■ Exercise prompt
Gather every line below that contains the string "dropdown", matching case exactly, and copy each one in full.

■ Records for processing
━━━

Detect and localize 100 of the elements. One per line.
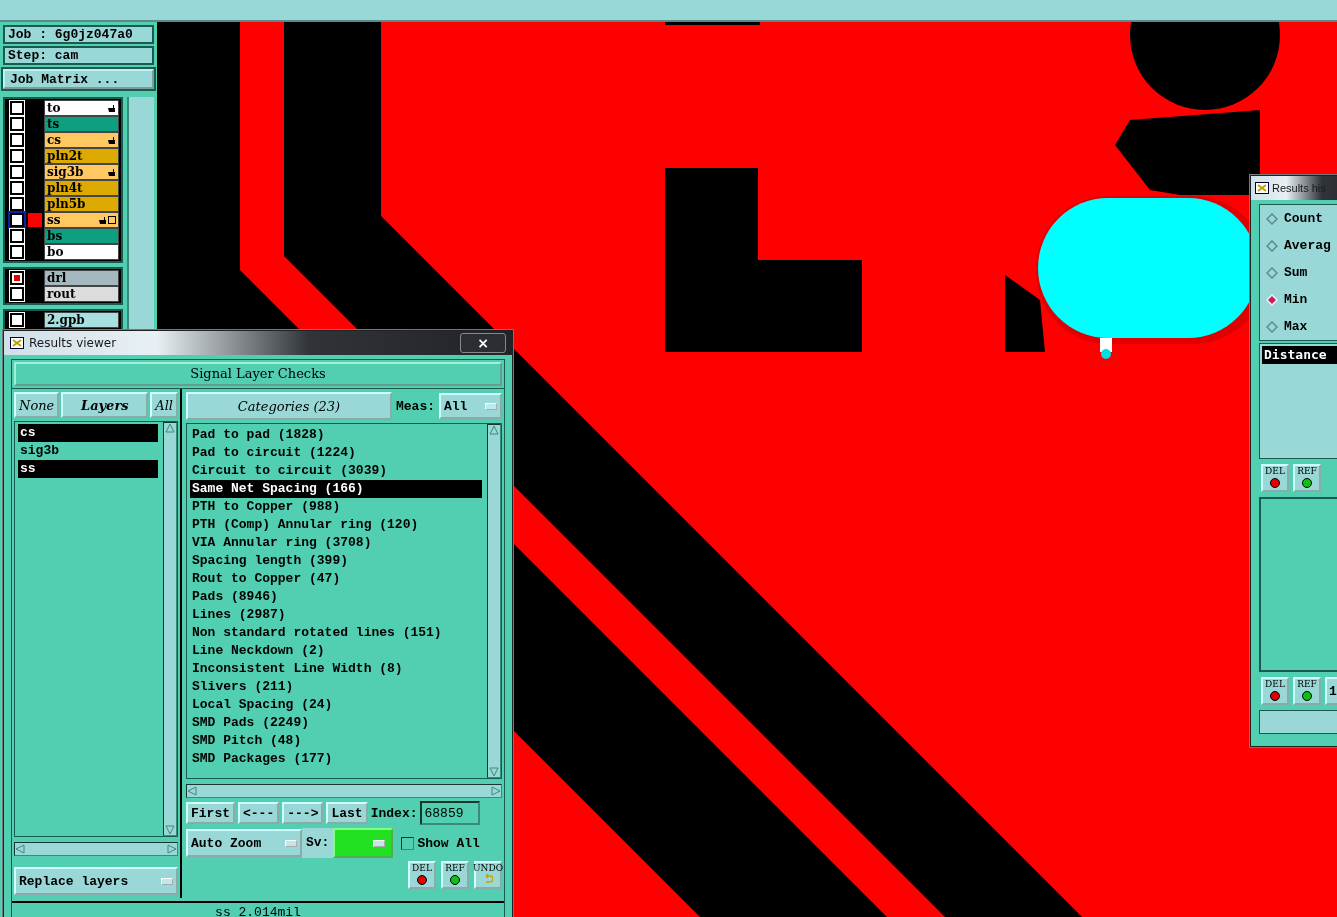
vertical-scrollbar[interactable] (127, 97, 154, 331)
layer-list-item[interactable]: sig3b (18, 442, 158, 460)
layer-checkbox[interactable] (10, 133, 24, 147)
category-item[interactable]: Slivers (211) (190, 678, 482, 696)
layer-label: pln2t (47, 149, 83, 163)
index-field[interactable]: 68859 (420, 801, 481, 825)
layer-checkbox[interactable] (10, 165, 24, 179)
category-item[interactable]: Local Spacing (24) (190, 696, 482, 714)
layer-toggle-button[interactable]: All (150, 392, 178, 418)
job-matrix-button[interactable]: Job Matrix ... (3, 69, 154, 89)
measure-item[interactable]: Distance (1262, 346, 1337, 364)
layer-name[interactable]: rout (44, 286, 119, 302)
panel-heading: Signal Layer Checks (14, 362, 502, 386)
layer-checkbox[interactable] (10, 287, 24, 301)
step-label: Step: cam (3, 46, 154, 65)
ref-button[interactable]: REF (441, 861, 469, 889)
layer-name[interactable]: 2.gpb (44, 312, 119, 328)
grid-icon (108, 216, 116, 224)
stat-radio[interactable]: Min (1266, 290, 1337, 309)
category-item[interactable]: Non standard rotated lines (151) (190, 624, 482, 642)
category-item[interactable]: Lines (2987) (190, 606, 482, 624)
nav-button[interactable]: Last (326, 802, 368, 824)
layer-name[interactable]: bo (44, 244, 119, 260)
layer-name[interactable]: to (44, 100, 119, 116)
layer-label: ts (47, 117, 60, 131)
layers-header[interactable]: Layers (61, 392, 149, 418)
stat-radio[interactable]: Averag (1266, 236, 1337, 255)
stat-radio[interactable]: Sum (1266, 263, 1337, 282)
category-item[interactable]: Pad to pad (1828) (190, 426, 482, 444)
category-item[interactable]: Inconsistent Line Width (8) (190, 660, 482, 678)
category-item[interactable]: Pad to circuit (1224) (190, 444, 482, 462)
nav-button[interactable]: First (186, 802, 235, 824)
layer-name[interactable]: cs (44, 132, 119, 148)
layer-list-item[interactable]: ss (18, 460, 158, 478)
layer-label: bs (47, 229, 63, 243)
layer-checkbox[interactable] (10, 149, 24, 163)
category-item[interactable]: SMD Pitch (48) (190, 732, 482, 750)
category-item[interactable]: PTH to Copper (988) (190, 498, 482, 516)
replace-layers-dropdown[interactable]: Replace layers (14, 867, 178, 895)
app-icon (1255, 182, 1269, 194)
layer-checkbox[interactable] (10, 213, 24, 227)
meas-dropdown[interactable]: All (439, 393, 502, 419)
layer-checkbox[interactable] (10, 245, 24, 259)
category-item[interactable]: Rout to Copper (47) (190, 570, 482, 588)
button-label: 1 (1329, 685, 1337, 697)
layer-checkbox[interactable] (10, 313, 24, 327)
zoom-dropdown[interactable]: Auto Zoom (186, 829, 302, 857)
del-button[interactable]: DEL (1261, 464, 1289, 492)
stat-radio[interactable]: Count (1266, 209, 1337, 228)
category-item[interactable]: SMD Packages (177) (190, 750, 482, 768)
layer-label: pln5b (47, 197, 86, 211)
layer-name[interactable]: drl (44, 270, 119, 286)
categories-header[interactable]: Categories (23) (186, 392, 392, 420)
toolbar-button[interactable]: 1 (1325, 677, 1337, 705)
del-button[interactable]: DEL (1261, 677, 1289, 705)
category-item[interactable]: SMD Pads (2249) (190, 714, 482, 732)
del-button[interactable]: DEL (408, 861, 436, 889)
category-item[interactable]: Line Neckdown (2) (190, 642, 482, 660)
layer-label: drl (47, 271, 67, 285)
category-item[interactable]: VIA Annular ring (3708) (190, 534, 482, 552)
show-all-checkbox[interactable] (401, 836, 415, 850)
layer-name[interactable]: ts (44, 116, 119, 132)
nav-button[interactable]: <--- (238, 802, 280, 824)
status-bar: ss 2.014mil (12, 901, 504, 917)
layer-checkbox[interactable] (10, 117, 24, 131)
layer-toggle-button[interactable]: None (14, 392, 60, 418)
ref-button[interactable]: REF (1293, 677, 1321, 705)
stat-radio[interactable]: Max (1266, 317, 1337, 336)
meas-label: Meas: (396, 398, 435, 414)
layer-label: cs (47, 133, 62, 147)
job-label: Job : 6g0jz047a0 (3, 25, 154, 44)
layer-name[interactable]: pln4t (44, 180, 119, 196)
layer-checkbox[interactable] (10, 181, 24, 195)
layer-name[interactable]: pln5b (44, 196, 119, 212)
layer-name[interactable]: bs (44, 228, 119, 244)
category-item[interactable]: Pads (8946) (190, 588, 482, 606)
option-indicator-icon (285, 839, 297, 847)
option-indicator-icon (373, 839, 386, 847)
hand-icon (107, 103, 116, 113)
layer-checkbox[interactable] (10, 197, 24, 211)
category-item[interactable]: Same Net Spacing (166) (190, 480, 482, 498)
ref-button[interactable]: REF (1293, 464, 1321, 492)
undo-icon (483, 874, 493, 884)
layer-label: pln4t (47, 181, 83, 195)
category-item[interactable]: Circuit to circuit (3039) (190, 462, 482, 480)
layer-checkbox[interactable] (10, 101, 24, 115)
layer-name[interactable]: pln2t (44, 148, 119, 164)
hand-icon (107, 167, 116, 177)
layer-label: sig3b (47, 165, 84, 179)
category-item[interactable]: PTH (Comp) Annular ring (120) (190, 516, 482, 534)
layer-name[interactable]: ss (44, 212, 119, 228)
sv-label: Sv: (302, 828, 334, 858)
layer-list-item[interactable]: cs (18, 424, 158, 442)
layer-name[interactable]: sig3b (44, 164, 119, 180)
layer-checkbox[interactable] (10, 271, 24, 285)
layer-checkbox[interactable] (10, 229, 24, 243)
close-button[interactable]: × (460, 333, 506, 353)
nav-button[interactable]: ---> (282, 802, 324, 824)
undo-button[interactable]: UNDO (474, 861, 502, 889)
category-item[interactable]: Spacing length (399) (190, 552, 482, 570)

━━━

■ Correct output
replace-layers-dropdown[interactable]: Replace layers (14, 867, 178, 895)
meas-dropdown[interactable]: All (439, 393, 502, 419)
zoom-dropdown[interactable]: Auto Zoom (186, 829, 302, 857)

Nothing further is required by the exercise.